**Requirements:** What follows is a set of entries. Repeat them exactly, but not their pictures.

┄┄┄┄┄┄┄┄┄┄

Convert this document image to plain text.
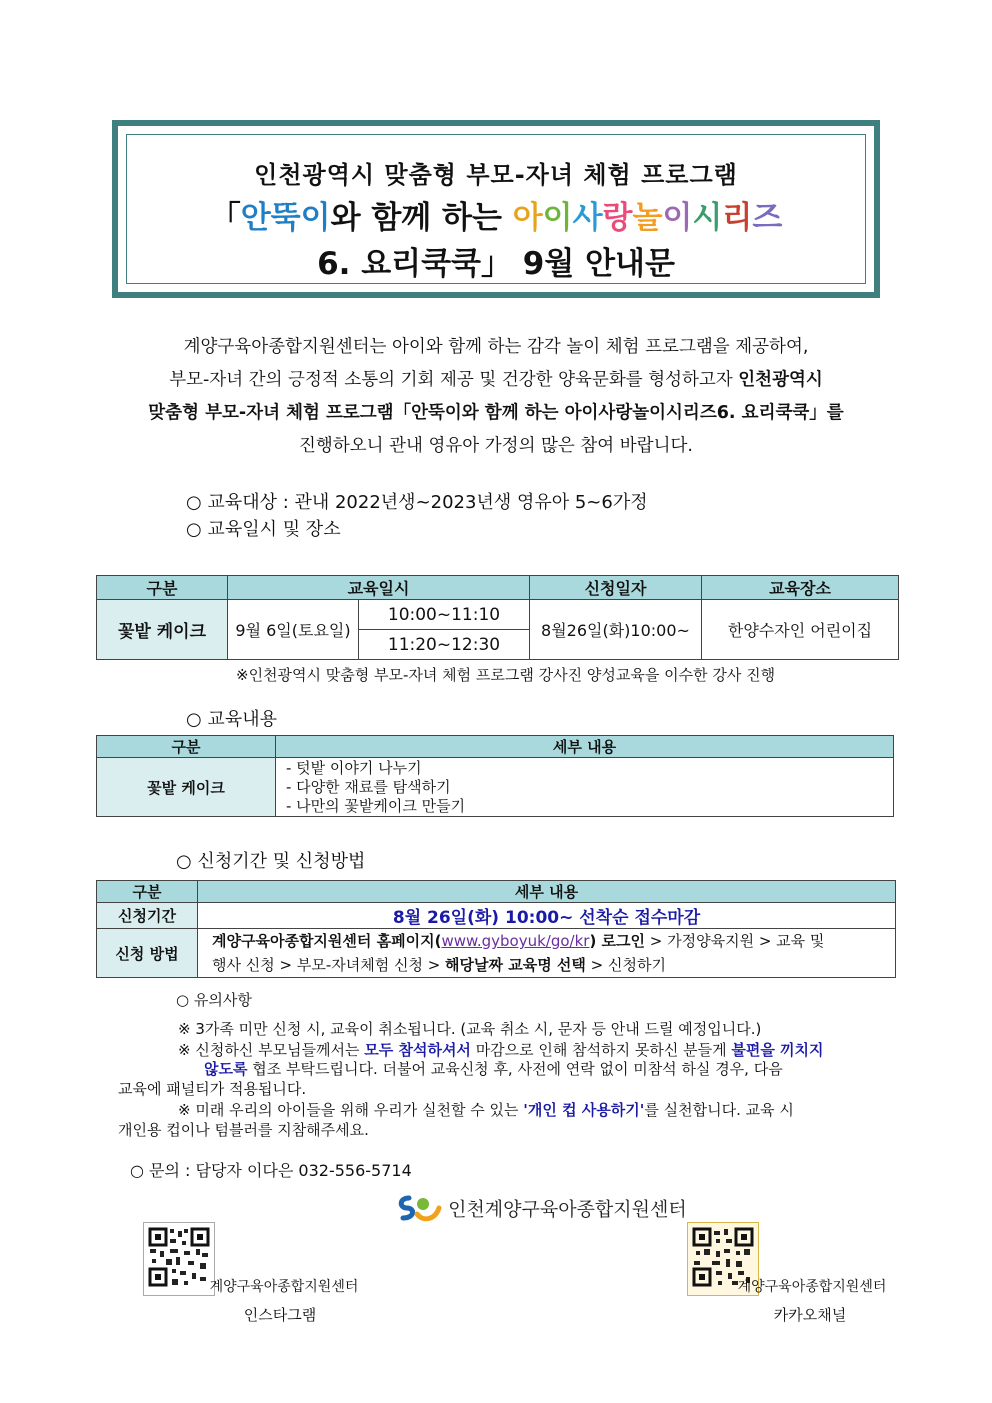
인천광역시 맞춤형 부모-자녀 체험 프로그램
「안뚝이와 함께 하는 아이사랑놀이시리즈
6. 요리쿡쿡」 9월 안내문
계양구육아종합지원센터는 아이와 함께 하는 감각 놀이 체험 프로그램을 제공하여,
부모-자녀 간의 긍정적 소통의 기회 제공 및 건강한 양육문화를 형성하고자 인천광역시
맞춤형 부모-자녀 체험 프로그램「안뚝이와 함께 하는 아이사랑놀이시리즈6. 요리쿡쿡」를
진행하오니 관내 영유아 가정의 많은 참여 바랍니다.
○ 교육대상 : 관내 2022년생~2023년생 영유아 5~6가정
○ 교육일시 및 장소
구분	교육일시		신청일자	교육장소
꽃밭 케이크	9월 6일(토요일)	10:00~11:10	8월26일(화)10:00~	한양수자인 어린이집
		11:20~12:30		
※인천광역시 맞춤형 부모-자녀 체험 프로그램 강사진 양성교육을 이수한 강사 진행
○ 교육내용
구분	세부 내용
꽃밭 케이크	- 텃밭 이야기 나누기
- 다양한 재료를 탐색하기
- 나만의 꽃밭케이크 만들기
○ 신청기간 및 신청방법
구분	세부 내용
신청기간	8월 26일(화) 10:00~ 선착순 접수마감
신청 방법	계양구육아종합지원센터 홈페이지(www.gyboyuk/go/kr) 로그인 > 가정양육지원 > 교육 및
행사 신청 > 부모-자녀체험 신청 > 해당날짜 교육명 선택 > 신청하기
○ 유의사항
※ 3가족 미만 신청 시, 교육이 취소됩니다. (교육 취소 시, 문자 등 안내 드릴 예정입니다.)
※ 신청하신 부모님들께서는 모두 참석하셔서 마감으로 인해 참석하지 못하신 분들게 불편을 끼치지
않도록 협조 부탁드립니다. 더불어 교육신청 후, 사전에 연락 없이 미참석 하실 경우, 다음
교육에 패널티가 적용됩니다.
※ 미래 우리의 아이들을 위해 우리가 실천할 수 있는 '개인 컵 사용하기'를 실천합니다. 교육 시
개인용 컵이나 텀블러를 지참해주세요.
○ 문의 : 담당자 이다은 032-556-5714
인천계양구육아종합지원센터
계양구육아종합지원센터
인스타그램
계양구육아종합지원센터
카카오채널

┄┄┄┄┄┄┄┄┄┄

**Result of the task:**
Convert this document image to plain text.
인천광역시 맞춤형 부모-자녀 체험 프로그램
「안뚝이와 함께 하는 아이사랑놀이시리즈
6. 요리쿡쿡」 9월 안내문
계양구육아종합지원센터는 아이와 함께 하는 감각 놀이 체험 프로그램을 제공하여,
부모-자녀 간의 긍정적 소통의 기회 제공 및 건강한 양육문화를 형성하고자 인천광역시
맞춤형 부모-자녀 체험 프로그램「안뚝이와 함께 하는 아이사랑놀이시리즈6. 요리쿡쿡」를
진행하오니 관내 영유아 가정의 많은 참여 바랍니다.
○ 교육대상 : 관내 2022년생~2023년생 영유아 5~6가정
○ 교육일시 및 장소
구분	교육일시		신청일자	교육장소
꽃밭 케이크	9월 6일(토요일)	10:00~11:10	8월26일(화)10:00~	한양수자인 어린이집
		11:20~12:30		
※인천광역시 맞춤형 부모-자녀 체험 프로그램 강사진 양성교육을 이수한 강사 진행
○ 교육내용
구분	세부 내용
꽃밭 케이크	- 텃밭 이야기 나누기
- 다양한 재료를 탐색하기
- 나만의 꽃밭케이크 만들기
○ 신청기간 및 신청방법
구분	세부 내용
신청기간	8월 26일(화) 10:00~ 선착순 접수마감
신청 방법	계양구육아종합지원센터 홈페이지(www.gyboyuk/go/kr) 로그인 > 가정양육지원 > 교육 및
행사 신청 > 부모-자녀체험 신청 > 해당날짜 교육명 선택 > 신청하기
○ 유의사항
※ 3가족 미만 신청 시, 교육이 취소됩니다. (교육 취소 시, 문자 등 안내 드릴 예정입니다.)
※ 신청하신 부모님들께서는 모두 참석하셔서 마감으로 인해 참석하지 못하신 분들게 불편을 끼치지
않도록 협조 부탁드립니다. 더불어 교육신청 후, 사전에 연락 없이 미참석 하실 경우, 다음
교육에 패널티가 적용됩니다.
※ 미래 우리의 아이들을 위해 우리가 실천할 수 있는 '개인 컵 사용하기'를 실천합니다. 교육 시
개인용 컵이나 텀블러를 지참해주세요.
○ 문의 : 담당자 이다은 032-556-5714
인천계양구육아종합지원센터
계양구육아종합지원센터
인스타그램
계양구육아종합지원센터
카카오채널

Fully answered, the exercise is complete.